** Start RECORDS PROVIDED **
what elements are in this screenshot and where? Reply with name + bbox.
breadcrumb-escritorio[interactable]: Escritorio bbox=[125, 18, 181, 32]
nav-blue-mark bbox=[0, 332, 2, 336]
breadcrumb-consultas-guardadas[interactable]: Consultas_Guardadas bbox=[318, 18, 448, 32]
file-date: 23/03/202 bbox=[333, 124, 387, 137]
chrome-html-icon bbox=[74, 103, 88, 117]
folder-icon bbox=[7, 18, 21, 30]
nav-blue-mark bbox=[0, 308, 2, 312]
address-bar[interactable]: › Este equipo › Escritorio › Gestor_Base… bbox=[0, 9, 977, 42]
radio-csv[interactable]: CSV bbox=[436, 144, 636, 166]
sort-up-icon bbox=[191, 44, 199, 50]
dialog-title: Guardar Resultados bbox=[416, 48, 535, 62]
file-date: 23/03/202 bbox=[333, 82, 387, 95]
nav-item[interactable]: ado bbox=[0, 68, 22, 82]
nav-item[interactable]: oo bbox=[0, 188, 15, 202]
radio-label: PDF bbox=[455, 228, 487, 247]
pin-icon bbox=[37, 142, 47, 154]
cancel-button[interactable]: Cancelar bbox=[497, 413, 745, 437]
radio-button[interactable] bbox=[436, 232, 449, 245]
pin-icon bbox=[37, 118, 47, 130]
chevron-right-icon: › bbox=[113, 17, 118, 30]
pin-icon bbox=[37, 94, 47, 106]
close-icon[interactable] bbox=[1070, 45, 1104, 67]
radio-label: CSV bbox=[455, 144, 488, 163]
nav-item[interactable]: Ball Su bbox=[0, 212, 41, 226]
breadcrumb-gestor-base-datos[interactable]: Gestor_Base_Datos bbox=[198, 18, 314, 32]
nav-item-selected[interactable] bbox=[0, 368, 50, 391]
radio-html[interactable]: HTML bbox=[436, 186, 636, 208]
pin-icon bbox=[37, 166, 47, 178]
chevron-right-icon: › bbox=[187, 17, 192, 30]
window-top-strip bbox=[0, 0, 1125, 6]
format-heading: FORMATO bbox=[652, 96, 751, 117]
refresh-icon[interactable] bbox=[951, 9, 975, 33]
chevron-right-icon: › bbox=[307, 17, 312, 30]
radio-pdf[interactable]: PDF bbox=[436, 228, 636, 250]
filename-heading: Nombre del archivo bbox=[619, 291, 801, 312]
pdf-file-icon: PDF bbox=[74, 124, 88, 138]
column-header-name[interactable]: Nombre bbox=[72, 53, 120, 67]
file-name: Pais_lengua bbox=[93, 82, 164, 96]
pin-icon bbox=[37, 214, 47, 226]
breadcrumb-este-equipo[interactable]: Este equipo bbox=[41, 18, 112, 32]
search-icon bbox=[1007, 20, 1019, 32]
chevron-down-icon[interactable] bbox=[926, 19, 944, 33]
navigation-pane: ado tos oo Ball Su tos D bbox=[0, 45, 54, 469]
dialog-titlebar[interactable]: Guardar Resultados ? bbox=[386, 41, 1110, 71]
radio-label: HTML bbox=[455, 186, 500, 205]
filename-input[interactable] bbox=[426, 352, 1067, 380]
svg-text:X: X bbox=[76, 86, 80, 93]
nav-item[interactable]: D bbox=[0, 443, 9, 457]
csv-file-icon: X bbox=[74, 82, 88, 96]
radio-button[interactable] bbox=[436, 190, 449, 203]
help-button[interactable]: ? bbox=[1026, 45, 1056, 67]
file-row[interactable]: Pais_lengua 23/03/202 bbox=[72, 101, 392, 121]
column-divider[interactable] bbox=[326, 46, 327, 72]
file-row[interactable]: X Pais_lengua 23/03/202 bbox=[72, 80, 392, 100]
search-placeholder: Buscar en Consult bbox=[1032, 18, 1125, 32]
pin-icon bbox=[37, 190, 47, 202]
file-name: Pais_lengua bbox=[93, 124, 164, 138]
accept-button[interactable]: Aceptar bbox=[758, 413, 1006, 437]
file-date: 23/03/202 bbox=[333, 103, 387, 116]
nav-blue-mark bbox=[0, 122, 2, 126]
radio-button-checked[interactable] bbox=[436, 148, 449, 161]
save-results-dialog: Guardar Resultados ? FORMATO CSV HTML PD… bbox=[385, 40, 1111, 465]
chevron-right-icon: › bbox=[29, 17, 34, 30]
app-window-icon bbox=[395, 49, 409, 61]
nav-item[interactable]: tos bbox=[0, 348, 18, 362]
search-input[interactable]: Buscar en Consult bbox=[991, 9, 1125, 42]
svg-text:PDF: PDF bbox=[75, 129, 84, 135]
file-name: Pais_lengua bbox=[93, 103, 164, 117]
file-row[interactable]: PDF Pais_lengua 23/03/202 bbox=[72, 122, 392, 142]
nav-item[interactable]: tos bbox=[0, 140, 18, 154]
** End RECORDS PROVIDED **
TO DO: Extract every one of the lines above, reproducing each character for character.

OUTPUT OF THE EXERCISE:
what elements are in this screenshot and where? Reply with name + bbox.
breadcrumb-escritorio[interactable]: Escritorio bbox=[125, 18, 181, 32]
nav-blue-mark bbox=[0, 332, 2, 336]
breadcrumb-consultas-guardadas[interactable]: Consultas_Guardadas bbox=[318, 18, 448, 32]
file-date: 23/03/202 bbox=[333, 124, 387, 137]
chrome-html-icon bbox=[74, 103, 88, 117]
folder-icon bbox=[7, 18, 21, 30]
nav-blue-mark bbox=[0, 308, 2, 312]
address-bar[interactable]: › Este equipo › Escritorio › Gestor_Base… bbox=[0, 9, 977, 42]
radio-csv[interactable]: CSV bbox=[436, 144, 636, 166]
sort-up-icon bbox=[191, 44, 199, 50]
dialog-title: Guardar Resultados bbox=[416, 48, 535, 62]
file-date: 23/03/202 bbox=[333, 82, 387, 95]
nav-item[interactable]: ado bbox=[0, 68, 22, 82]
nav-item[interactable]: oo bbox=[0, 188, 15, 202]
radio-label: PDF bbox=[455, 228, 487, 247]
pin-icon bbox=[37, 142, 47, 154]
cancel-button[interactable]: Cancelar bbox=[497, 413, 745, 437]
radio-button[interactable] bbox=[436, 232, 449, 245]
pin-icon bbox=[37, 118, 47, 130]
chevron-right-icon: › bbox=[113, 17, 118, 30]
pin-icon bbox=[37, 94, 47, 106]
close-icon[interactable] bbox=[1070, 45, 1104, 67]
radio-label: CSV bbox=[455, 144, 488, 163]
nav-item[interactable]: Ball Su bbox=[0, 212, 41, 226]
breadcrumb-gestor-base-datos[interactable]: Gestor_Base_Datos bbox=[198, 18, 314, 32]
nav-item-selected[interactable] bbox=[0, 368, 50, 391]
radio-html[interactable]: HTML bbox=[436, 186, 636, 208]
pin-icon bbox=[37, 166, 47, 178]
chevron-right-icon: › bbox=[187, 17, 192, 30]
window-top-strip bbox=[0, 0, 1125, 6]
format-heading: FORMATO bbox=[652, 96, 751, 117]
refresh-icon[interactable] bbox=[951, 9, 975, 33]
chevron-right-icon: › bbox=[307, 17, 312, 30]
radio-pdf[interactable]: PDF bbox=[436, 228, 636, 250]
filename-heading: Nombre del archivo bbox=[619, 291, 801, 312]
pdf-file-icon: PDF bbox=[74, 124, 88, 138]
column-header-name[interactable]: Nombre bbox=[72, 53, 120, 67]
file-name: Pais_lengua bbox=[93, 82, 164, 96]
pin-icon bbox=[37, 214, 47, 226]
breadcrumb-este-equipo[interactable]: Este equipo bbox=[41, 18, 112, 32]
search-icon bbox=[1007, 20, 1019, 32]
chevron-down-icon[interactable] bbox=[926, 19, 944, 33]
navigation-pane: ado tos oo Ball Su tos D bbox=[0, 45, 54, 469]
dialog-titlebar[interactable]: Guardar Resultados ? bbox=[386, 41, 1110, 71]
radio-label: HTML bbox=[455, 186, 500, 205]
filename-input[interactable] bbox=[426, 352, 1067, 380]
svg-text:X: X bbox=[76, 86, 80, 93]
nav-item[interactable]: D bbox=[0, 443, 9, 457]
csv-file-icon: X bbox=[74, 82, 88, 96]
radio-button[interactable] bbox=[436, 190, 449, 203]
help-button[interactable]: ? bbox=[1026, 45, 1056, 67]
file-row[interactable]: Pais_lengua 23/03/202 bbox=[72, 101, 392, 121]
column-divider[interactable] bbox=[326, 46, 327, 72]
file-row[interactable]: X Pais_lengua 23/03/202 bbox=[72, 80, 392, 100]
search-placeholder: Buscar en Consult bbox=[1032, 18, 1125, 32]
pin-icon bbox=[37, 190, 47, 202]
file-name: Pais_lengua bbox=[93, 124, 164, 138]
accept-button[interactable]: Aceptar bbox=[758, 413, 1006, 437]
file-date: 23/03/202 bbox=[333, 103, 387, 116]
nav-blue-mark bbox=[0, 122, 2, 126]
radio-button-checked[interactable] bbox=[436, 148, 449, 161]
save-results-dialog: Guardar Resultados ? FORMATO CSV HTML PD… bbox=[385, 40, 1111, 465]
chevron-right-icon: › bbox=[29, 17, 34, 30]
app-window-icon bbox=[395, 49, 409, 61]
nav-item[interactable]: tos bbox=[0, 348, 18, 362]
search-input[interactable]: Buscar en Consult bbox=[991, 9, 1125, 42]
svg-text:PDF: PDF bbox=[75, 129, 84, 135]
file-name: Pais_lengua bbox=[93, 103, 164, 117]
file-row[interactable]: PDF Pais_lengua 23/03/202 bbox=[72, 122, 392, 142]
nav-item[interactable]: tos bbox=[0, 140, 18, 154]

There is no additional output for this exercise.